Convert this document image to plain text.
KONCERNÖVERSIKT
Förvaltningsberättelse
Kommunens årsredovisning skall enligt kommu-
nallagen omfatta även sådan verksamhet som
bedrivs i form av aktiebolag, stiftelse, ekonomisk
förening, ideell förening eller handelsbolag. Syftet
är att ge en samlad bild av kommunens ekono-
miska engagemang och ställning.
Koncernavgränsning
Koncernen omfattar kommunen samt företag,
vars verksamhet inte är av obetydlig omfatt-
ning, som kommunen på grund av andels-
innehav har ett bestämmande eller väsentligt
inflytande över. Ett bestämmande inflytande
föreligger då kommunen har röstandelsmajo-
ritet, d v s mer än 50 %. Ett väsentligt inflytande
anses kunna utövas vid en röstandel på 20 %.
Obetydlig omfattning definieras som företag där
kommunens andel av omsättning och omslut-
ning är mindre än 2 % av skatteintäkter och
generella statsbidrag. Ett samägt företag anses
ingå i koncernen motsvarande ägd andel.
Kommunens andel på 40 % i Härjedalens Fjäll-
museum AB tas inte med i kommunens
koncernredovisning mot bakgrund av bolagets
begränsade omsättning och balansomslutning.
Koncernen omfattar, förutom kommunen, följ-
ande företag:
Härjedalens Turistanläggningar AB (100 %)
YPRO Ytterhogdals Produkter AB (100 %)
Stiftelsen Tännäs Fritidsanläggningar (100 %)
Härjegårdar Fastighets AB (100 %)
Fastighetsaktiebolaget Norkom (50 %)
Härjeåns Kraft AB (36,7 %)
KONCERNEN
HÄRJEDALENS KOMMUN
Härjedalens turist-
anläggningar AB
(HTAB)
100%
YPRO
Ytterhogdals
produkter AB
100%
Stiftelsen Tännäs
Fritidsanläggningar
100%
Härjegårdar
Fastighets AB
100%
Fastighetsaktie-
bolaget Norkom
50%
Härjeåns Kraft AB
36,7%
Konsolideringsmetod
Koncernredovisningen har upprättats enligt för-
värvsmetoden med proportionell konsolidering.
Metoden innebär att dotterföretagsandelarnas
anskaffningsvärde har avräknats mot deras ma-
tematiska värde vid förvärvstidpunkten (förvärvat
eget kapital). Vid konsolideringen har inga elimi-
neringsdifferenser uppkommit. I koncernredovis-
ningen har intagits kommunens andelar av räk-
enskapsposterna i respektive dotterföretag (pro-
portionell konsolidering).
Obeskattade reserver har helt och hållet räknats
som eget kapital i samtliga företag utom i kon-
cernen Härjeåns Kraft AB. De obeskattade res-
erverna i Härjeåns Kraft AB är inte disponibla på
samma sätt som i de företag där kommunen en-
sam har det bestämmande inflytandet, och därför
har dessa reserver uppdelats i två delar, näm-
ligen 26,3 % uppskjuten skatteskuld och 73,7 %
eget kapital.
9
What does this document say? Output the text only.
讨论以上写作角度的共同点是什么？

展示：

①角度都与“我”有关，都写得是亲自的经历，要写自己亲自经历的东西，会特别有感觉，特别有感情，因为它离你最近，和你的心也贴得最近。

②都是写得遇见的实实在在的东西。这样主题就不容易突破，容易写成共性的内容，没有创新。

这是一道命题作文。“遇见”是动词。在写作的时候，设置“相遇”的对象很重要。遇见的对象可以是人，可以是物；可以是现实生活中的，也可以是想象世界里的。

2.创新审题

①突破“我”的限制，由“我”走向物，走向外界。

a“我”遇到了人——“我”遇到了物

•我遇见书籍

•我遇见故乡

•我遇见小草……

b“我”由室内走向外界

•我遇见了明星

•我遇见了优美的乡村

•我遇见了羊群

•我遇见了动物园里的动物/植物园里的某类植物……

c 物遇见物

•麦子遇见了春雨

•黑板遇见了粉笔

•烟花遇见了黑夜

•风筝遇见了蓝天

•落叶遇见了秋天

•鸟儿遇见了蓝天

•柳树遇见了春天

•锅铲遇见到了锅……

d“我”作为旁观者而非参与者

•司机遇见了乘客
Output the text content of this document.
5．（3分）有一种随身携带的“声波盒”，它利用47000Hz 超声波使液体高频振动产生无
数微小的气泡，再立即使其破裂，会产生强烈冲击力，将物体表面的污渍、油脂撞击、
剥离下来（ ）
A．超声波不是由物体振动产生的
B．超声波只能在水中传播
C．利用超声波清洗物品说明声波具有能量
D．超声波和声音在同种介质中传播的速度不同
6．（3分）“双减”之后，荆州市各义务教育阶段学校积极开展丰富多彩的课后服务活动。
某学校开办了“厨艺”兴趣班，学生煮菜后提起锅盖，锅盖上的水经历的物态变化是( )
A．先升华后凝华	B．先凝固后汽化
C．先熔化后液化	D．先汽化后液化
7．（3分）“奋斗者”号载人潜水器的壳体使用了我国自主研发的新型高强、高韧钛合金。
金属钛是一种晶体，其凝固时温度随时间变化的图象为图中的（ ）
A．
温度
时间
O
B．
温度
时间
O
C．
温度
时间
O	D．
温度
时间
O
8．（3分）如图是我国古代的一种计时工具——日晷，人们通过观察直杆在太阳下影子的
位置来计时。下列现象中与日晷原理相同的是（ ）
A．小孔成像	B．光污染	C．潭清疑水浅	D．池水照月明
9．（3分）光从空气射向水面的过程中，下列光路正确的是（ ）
------------------------------------------------------------------------
**Exercise directions**
Each line above that includes "inte" counts once; state the total and nothing more.

**Answer**
3